What is being asked: Tally how many lines of these entries hold the string "Inside". Return the number alone.
# Material supplied start
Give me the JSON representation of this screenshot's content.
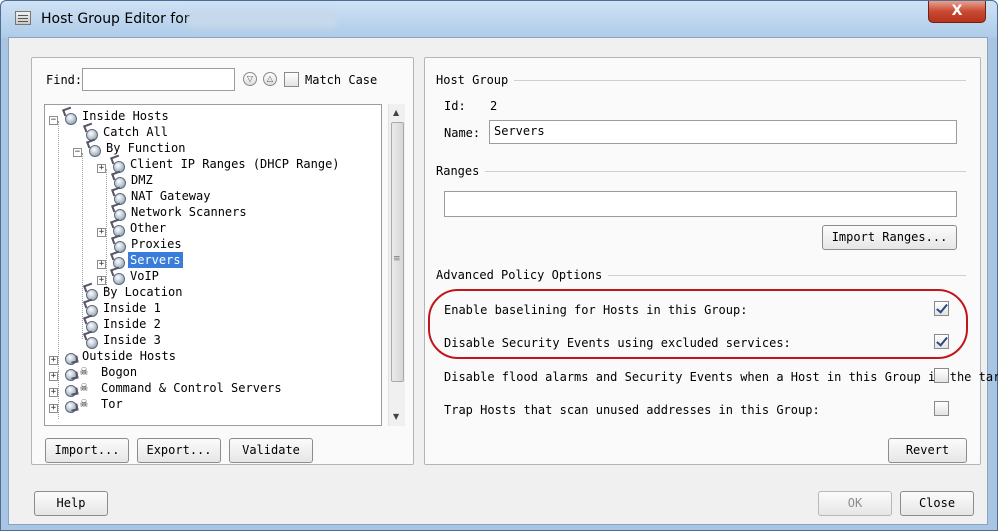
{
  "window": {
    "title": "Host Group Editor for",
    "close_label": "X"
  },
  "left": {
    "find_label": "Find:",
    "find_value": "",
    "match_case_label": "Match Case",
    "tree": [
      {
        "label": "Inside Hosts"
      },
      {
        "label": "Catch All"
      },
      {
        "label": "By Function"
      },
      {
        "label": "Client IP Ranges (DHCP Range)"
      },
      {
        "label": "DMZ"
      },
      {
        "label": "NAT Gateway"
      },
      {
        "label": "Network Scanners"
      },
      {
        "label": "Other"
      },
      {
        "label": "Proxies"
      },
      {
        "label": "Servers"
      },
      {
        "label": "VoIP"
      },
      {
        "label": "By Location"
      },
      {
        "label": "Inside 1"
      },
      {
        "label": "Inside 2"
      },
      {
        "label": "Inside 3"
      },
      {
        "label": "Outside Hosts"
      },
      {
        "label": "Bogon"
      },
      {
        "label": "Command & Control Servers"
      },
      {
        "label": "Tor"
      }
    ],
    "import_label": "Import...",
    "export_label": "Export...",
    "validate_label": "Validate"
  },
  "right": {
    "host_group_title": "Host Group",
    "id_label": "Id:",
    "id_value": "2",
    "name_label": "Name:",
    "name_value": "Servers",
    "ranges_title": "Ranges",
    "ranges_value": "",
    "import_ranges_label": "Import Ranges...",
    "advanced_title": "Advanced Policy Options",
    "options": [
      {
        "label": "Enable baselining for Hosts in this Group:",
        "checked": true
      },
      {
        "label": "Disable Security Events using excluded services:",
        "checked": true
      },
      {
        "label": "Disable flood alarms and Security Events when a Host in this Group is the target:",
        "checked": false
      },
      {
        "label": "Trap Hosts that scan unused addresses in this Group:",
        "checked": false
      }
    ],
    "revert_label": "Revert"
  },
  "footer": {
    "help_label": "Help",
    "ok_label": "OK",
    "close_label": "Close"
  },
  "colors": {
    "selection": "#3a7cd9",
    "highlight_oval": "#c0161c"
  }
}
# Material supplied end
# Material supplied start
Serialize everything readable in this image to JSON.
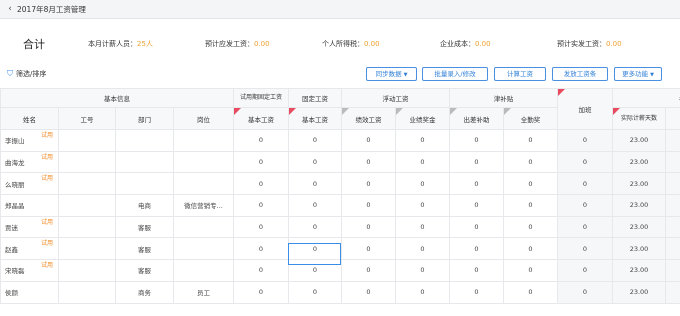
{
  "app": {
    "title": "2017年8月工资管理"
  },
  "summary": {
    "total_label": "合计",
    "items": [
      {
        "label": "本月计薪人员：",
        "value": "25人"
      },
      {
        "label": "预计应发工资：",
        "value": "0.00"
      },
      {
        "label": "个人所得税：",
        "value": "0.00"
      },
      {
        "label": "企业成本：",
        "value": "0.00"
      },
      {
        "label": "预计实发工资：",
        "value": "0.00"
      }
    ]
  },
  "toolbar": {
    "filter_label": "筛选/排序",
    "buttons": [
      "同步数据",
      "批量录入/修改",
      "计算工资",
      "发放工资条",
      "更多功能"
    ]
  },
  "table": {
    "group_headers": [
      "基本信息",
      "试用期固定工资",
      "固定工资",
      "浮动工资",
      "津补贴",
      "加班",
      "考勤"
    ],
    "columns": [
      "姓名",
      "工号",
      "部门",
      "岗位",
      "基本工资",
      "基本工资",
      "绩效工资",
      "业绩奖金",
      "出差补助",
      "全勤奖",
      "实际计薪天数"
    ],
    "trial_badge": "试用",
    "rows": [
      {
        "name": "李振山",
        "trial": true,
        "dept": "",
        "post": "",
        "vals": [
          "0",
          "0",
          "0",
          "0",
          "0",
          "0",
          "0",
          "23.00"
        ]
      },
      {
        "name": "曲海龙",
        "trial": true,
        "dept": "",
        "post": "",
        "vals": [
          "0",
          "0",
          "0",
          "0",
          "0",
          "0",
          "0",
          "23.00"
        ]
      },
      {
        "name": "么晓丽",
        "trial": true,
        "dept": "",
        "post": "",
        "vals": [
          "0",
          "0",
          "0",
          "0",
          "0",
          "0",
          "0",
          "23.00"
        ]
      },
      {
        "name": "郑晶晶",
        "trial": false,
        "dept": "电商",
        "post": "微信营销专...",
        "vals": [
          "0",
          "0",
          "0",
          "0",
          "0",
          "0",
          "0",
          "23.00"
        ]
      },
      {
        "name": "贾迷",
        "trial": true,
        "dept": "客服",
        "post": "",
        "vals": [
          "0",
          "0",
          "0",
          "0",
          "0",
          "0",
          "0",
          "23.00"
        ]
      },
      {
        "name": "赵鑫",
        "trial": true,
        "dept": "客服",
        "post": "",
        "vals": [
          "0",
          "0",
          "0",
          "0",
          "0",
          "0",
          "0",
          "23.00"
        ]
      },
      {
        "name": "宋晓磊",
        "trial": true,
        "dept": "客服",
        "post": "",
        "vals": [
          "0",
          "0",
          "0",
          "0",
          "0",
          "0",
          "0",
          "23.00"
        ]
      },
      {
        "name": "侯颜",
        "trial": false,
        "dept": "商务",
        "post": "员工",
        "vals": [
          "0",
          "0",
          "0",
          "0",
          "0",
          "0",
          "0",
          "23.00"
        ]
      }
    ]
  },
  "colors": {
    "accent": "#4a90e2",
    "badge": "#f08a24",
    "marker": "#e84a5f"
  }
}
# Material supplied end
Response below: 4